**GIVEN INSTRUCTION**: Pick out every line holding the string "weight" and copy it.

**SUPPLIED RECORDS**:

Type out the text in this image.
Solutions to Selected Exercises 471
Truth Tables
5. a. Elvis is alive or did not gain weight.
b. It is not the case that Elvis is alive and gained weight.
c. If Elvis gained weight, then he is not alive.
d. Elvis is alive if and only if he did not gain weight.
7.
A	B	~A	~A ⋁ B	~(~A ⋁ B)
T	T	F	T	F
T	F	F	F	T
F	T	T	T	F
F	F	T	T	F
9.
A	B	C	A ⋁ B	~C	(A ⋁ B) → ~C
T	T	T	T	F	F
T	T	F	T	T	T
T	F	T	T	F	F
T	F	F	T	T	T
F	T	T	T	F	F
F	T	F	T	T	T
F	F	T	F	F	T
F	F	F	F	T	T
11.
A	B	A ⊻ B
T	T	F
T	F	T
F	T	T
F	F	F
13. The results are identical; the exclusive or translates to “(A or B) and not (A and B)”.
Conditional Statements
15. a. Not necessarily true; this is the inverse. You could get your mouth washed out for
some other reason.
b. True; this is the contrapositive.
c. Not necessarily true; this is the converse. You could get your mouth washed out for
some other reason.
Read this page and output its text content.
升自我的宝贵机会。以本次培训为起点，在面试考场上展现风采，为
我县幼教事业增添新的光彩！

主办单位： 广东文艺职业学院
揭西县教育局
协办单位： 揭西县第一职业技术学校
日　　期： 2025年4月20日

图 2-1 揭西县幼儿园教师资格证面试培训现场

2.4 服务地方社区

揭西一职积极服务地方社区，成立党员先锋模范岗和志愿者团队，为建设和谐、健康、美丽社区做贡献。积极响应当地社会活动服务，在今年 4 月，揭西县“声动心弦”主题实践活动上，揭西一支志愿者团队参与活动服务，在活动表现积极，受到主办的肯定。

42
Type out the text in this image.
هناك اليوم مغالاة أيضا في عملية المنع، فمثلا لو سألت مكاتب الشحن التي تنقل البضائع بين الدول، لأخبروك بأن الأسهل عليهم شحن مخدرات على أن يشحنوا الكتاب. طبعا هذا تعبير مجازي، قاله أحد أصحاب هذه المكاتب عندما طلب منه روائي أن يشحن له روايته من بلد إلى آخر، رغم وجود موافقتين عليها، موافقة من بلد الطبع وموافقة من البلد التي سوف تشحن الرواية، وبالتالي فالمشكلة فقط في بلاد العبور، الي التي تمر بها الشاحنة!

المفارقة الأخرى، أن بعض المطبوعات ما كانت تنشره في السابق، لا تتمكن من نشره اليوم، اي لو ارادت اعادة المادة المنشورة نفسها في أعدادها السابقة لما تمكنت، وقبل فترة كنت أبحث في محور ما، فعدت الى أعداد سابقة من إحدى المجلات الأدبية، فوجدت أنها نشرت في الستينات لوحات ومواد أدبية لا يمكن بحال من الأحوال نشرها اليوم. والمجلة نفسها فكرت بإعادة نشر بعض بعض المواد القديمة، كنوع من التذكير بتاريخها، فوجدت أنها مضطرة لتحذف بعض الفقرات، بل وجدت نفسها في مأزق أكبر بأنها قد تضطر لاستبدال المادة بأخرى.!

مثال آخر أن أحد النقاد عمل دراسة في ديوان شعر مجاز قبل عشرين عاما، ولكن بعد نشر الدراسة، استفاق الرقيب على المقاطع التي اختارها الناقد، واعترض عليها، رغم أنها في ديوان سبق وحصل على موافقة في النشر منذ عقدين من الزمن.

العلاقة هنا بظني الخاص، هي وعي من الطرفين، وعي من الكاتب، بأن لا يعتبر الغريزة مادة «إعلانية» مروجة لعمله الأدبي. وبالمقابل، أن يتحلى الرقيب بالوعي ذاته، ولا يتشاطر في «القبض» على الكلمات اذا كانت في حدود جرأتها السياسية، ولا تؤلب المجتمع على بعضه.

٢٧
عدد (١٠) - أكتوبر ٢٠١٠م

**EXPECTED OUTPUT**:
5. a. Elvis is alive or did not gain weight.
b. It is not the case that Elvis is alive and gained weight.
c. If Elvis gained weight, then he is not alive.
d. Elvis is alive if and only if he did not gain weight.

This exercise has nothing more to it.